:: Provided records

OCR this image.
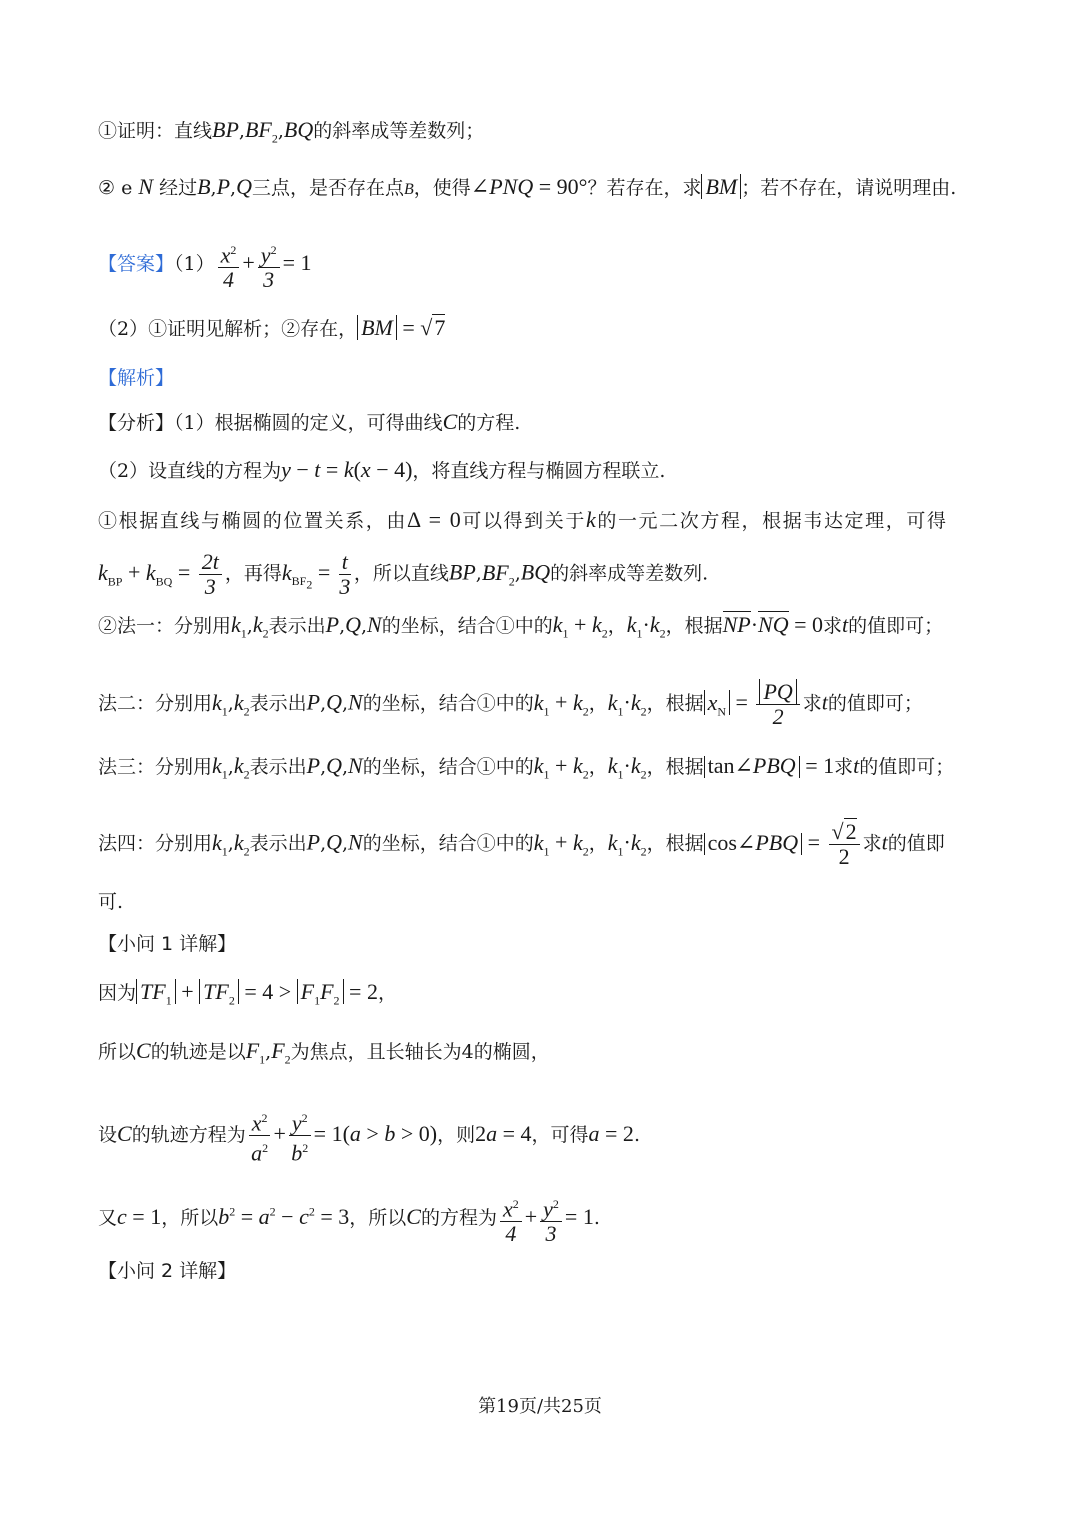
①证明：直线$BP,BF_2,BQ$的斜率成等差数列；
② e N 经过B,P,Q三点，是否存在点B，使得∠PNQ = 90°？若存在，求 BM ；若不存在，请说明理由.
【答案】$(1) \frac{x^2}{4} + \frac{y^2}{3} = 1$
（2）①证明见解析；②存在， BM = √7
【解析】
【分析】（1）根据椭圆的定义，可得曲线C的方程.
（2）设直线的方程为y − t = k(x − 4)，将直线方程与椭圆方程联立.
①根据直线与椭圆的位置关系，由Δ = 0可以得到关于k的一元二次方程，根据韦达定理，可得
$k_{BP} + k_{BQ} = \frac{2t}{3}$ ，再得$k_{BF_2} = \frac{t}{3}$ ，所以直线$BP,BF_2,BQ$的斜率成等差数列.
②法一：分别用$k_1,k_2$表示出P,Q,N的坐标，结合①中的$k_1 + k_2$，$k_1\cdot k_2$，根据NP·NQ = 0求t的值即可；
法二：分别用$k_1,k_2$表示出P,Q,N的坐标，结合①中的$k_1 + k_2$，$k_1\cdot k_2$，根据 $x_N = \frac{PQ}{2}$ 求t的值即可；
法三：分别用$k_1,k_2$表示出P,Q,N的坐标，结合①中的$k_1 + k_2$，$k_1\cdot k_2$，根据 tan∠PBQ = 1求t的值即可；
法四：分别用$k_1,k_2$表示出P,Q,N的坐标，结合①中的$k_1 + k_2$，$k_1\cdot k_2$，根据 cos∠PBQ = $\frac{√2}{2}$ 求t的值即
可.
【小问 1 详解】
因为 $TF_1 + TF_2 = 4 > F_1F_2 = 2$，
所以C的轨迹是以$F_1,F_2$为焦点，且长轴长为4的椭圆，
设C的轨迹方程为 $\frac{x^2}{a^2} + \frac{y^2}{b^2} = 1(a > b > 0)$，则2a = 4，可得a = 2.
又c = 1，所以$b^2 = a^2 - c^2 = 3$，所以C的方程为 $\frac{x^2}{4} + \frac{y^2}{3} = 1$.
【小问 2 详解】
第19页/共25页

::::
:: Provided records

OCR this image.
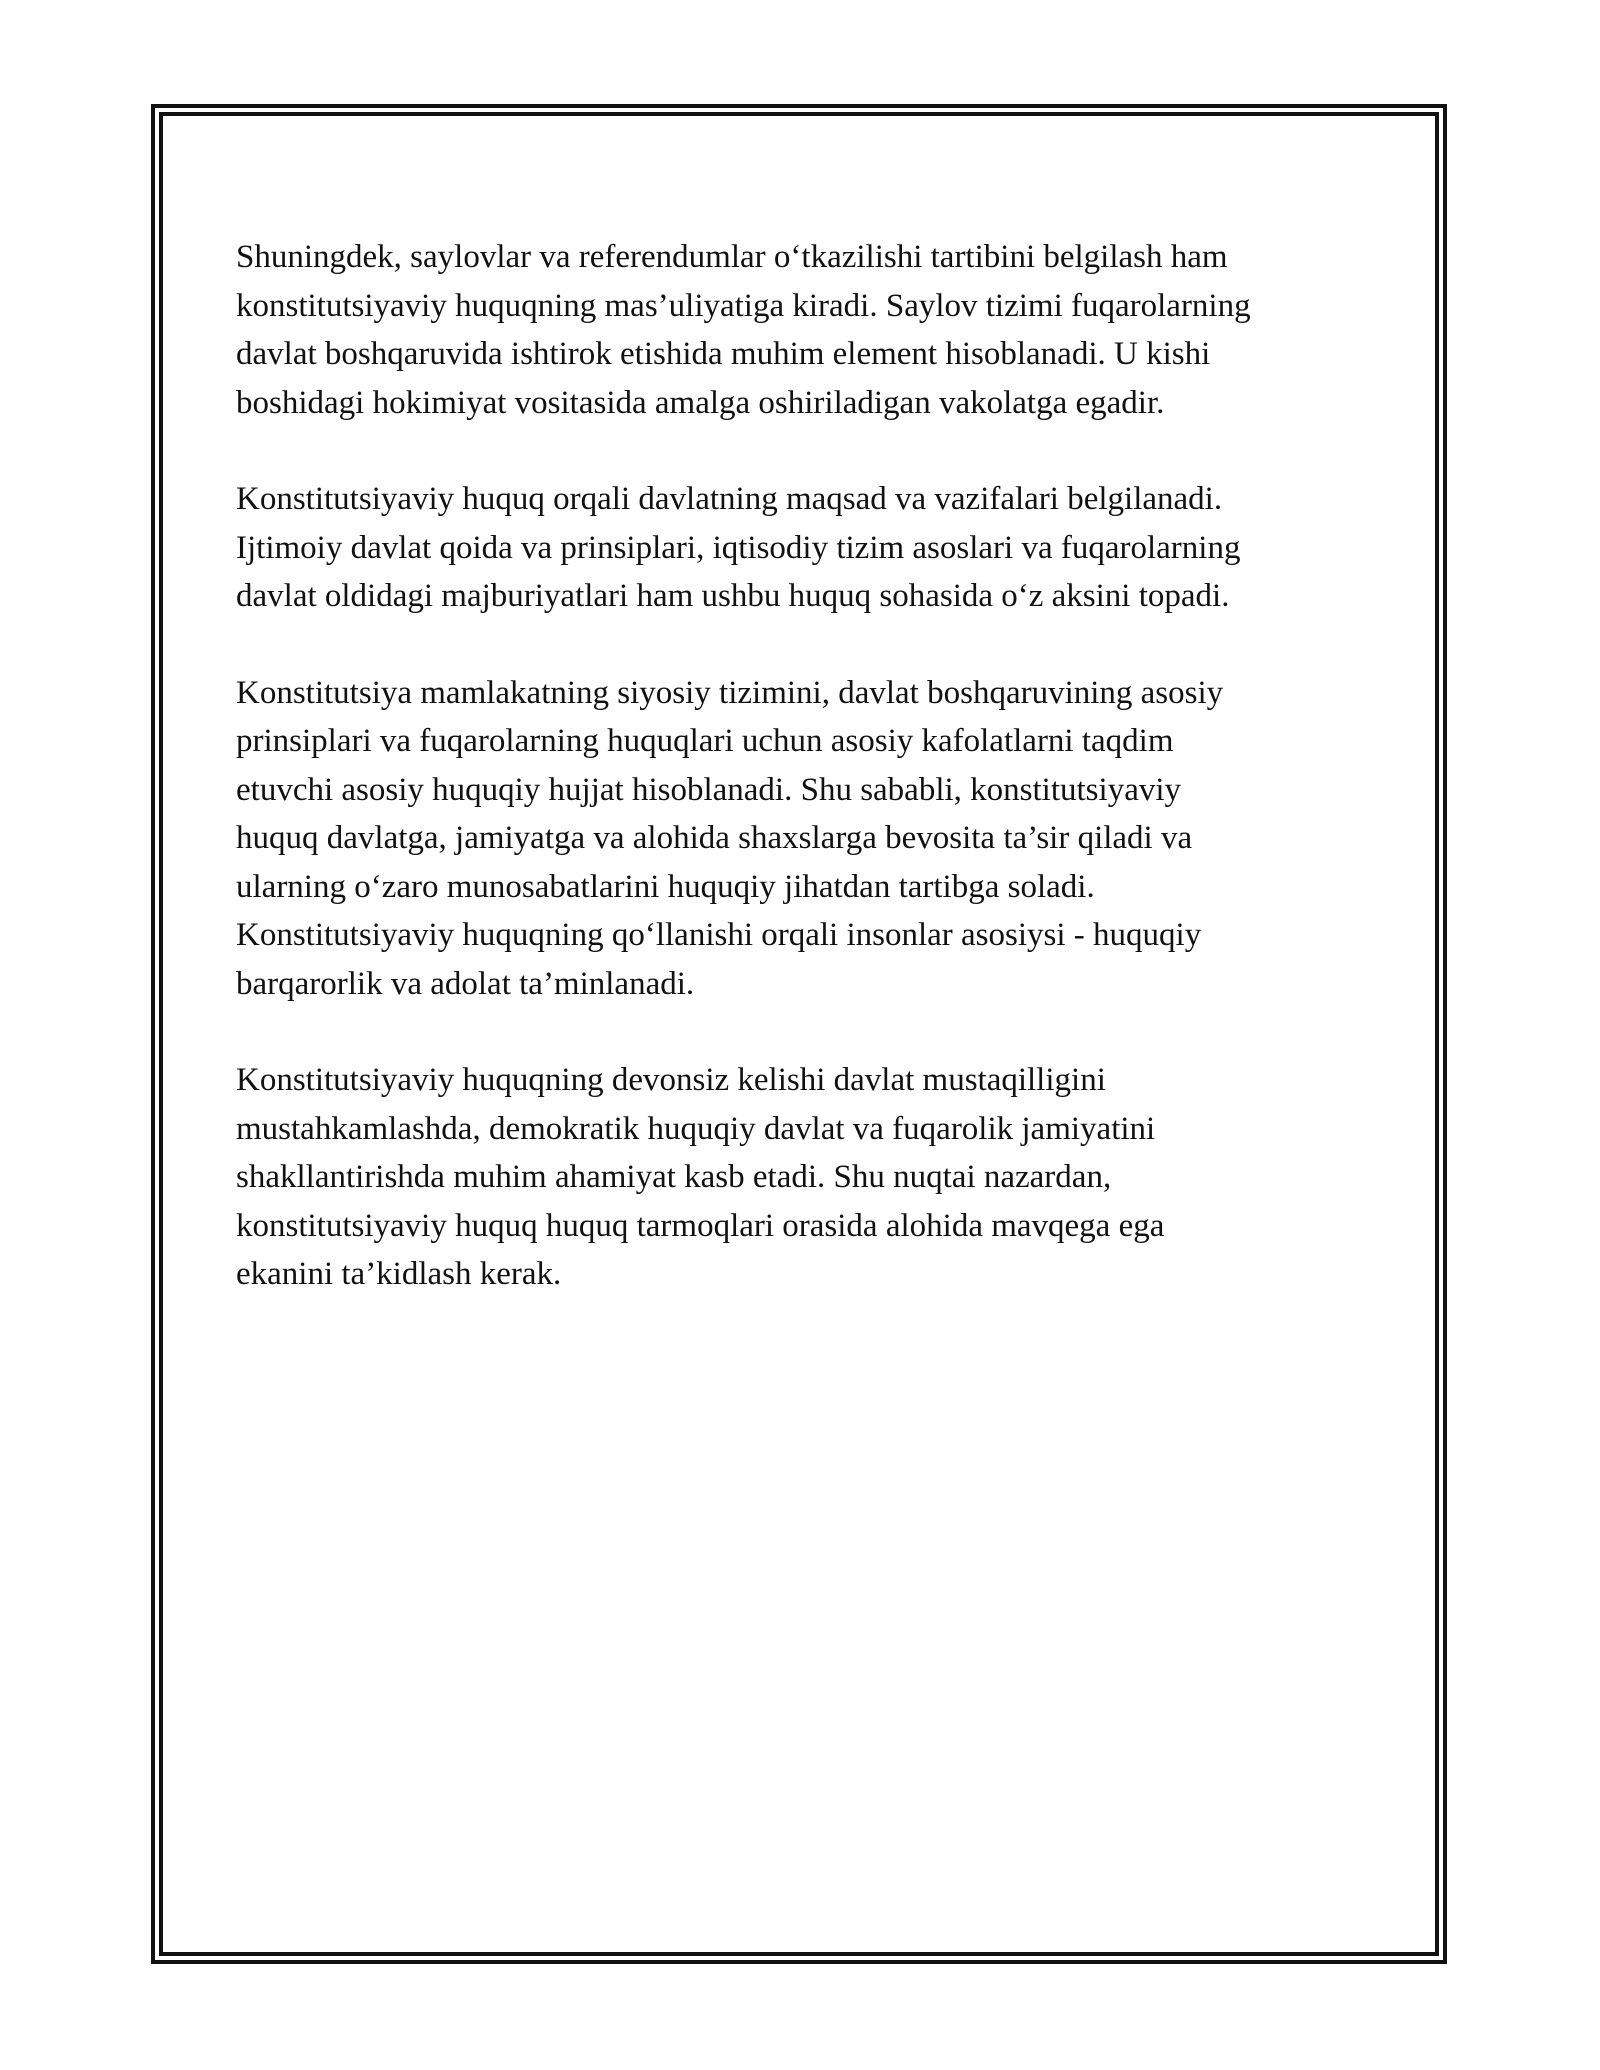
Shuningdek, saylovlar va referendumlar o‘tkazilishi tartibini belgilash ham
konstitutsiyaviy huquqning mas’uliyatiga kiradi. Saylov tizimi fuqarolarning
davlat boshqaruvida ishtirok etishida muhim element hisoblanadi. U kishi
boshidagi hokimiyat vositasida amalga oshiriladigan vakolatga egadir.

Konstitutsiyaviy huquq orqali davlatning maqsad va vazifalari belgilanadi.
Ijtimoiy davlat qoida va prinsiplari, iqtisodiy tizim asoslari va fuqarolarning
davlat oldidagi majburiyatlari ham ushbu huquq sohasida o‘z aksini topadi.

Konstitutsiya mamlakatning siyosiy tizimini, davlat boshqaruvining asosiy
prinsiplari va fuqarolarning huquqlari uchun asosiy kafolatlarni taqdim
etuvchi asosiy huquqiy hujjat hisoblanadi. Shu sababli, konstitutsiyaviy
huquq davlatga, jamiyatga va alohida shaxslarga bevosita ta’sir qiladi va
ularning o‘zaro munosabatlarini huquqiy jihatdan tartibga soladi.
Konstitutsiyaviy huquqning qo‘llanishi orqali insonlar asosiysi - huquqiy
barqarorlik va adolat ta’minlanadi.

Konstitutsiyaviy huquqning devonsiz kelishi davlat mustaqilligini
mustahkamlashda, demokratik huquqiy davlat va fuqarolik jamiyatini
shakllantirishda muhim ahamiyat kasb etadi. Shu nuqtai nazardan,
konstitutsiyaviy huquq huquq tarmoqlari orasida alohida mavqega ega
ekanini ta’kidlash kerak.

::::

Given request:
Read the data above. Pull out each line in which the string "N的坐标" appears.

Expected answer:
②法一：分别用$k_1,k_2$表示出P,Q,N的坐标，结合①中的$k_1 + k_2$，$k_1\cdot k_2$，根据NP·NQ = 0求t的值即可；
法二：分别用$k_1,k_2$表示出P,Q,N的坐标，结合①中的$k_1 + k_2$，$k_1\cdot k_2$，根据 $x_N = \frac{PQ}{2}$ 求t的值即可；
法三：分别用$k_1,k_2$表示出P,Q,N的坐标，结合①中的$k_1 + k_2$，$k_1\cdot k_2$，根据 tan∠PBQ = 1求t的值即可；
法四：分别用$k_1,k_2$表示出P,Q,N的坐标，结合①中的$k_1 + k_2$，$k_1\cdot k_2$，根据 cos∠PBQ = $\frac{√2}{2}$ 求t的值即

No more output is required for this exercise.